Provided passage:

[Start]

We left the park and started to feel a little tired. Doing a long run on Saturday was good for training and a fantastic way to tour Scott Depot and Hurricane, but it resulted in a small low spot for me on Sunday. It was about mile 23 when we approached a left turn with a bunch of high schoolers running the aid station. I faintly heard some music blaring, and as we got closer it sounded more and more intense. I thought, “I know that buildup. Where do I know that from?” Then the crescendo immediately stopped and the air was still.
“Oppan Gangnam Style…” And a dude hopped into the dance!
I laughed my ass off for a good minute after that and smiled for the remainder of the race. That was a spring board which launched my mood out of the doldrums and into a hot air balloon. Every smile we passed and every determined runner we saw pumped more hot air into it, lifting me higher and higher. As we hit the long straight stretch up to Marshall, Mildsauce and RunBabyRun were sure nice to see. They were heading back along the course to run it in with some others. The Loop camaraderie was out of control!

[End]

Exercise objective: Please carry the race story above forward from its final sentence. The rows after this point come from a separate source.

Given information:
[Start]

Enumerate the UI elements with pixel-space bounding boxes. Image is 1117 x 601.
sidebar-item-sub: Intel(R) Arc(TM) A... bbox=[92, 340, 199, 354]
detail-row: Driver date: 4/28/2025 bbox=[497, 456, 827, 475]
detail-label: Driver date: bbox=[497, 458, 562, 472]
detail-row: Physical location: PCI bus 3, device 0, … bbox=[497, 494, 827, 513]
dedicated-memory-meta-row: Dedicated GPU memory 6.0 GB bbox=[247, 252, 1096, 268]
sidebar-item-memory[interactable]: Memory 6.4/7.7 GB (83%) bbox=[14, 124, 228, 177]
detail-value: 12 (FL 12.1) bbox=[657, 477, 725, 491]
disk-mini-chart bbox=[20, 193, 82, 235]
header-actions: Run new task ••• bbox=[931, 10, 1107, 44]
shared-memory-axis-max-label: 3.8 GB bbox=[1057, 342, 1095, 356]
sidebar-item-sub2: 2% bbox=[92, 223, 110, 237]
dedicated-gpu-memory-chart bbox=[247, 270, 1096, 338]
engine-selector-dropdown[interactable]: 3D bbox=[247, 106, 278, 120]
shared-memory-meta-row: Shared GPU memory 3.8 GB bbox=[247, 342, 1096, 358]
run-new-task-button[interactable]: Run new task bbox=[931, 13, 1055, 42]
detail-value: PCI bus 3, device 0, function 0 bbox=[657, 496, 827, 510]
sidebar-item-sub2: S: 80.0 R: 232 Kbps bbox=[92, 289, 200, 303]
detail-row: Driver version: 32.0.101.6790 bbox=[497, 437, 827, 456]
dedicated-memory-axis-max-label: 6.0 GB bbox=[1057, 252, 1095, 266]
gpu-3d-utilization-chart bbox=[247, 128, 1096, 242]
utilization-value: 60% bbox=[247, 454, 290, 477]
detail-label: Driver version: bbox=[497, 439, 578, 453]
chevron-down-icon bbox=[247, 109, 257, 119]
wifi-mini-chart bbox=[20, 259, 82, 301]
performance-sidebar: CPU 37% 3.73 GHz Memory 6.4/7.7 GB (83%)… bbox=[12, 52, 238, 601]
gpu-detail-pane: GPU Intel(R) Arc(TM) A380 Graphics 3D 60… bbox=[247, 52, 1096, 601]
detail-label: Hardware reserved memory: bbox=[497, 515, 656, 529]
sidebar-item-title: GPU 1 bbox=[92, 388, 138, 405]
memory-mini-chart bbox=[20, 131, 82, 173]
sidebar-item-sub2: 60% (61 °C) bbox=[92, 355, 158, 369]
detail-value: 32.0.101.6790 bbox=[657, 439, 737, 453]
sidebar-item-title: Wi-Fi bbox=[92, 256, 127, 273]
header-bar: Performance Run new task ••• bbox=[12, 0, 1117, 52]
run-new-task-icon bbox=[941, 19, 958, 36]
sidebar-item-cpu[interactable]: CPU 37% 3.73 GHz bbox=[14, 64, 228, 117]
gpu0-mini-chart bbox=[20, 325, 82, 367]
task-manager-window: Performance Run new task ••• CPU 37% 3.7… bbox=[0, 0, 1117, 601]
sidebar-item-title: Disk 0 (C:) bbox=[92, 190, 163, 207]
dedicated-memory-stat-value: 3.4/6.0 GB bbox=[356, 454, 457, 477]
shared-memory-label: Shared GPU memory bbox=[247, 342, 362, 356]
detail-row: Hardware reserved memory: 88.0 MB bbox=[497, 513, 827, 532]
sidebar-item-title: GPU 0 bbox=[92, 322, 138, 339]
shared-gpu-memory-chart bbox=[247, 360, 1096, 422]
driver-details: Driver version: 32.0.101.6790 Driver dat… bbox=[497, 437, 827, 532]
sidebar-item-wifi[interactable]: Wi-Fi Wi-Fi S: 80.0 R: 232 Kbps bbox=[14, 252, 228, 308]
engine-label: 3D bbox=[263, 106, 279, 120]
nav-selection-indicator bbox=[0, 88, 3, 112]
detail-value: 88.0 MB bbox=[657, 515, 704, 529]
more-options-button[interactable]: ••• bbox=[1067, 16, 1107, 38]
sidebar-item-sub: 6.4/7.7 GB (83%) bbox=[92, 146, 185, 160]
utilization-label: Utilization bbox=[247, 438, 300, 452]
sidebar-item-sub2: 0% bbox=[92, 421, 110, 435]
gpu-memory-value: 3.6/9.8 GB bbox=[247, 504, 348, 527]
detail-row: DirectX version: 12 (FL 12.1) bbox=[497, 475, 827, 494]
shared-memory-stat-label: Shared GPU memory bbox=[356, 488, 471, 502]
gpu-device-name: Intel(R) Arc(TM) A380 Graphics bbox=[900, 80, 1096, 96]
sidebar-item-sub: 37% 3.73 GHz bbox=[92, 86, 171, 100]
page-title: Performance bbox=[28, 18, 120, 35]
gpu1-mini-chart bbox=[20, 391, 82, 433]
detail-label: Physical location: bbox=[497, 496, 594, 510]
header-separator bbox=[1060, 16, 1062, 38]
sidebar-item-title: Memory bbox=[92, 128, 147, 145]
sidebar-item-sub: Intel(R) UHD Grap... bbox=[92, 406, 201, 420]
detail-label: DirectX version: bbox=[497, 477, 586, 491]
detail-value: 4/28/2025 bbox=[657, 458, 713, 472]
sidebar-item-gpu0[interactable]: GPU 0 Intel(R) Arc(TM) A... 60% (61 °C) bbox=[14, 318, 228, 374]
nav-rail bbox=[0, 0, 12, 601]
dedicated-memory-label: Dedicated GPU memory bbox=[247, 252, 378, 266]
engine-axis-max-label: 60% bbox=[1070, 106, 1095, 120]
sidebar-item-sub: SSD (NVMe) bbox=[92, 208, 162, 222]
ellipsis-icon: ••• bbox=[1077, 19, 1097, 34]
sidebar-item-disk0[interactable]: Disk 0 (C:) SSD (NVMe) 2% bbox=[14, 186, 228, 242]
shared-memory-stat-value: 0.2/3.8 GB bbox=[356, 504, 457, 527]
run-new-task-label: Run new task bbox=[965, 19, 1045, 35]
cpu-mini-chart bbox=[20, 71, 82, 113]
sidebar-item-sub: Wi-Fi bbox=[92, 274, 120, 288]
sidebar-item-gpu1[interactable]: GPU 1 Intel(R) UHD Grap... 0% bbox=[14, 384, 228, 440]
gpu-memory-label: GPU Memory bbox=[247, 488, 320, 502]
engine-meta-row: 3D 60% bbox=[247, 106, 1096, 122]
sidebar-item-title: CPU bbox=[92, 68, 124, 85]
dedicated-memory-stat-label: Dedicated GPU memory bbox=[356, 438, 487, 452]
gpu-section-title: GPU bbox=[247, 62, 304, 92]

[End]

Reply:
The run through the University was not any less cool the second time. I loved the messages written in chalk on the course to certain runners. As we came up to the stadium, I realized we had to drop down to field level and my heart sank for a second. Then a strangely inspirational thought entered my head: “At least it’s not Mt. Diablo.” Ha! We raced down the hill and onto the turf.
Man, that was cool.
Running the length of the field, chute lined with cheering “fans”, was one of too many highlights to count. We turned into the final straightaway and saw our Loop family cheering behind the line. We saw JB’s Bubba Gump hat hunched over a strategically aimed lens. I got to cross that finish line holding my wife’s hand and surrounded by great friends.
I am grateful for the life I lead, and it’s moments like this that remind me of that fact.
Run happy and healthy, folks!!!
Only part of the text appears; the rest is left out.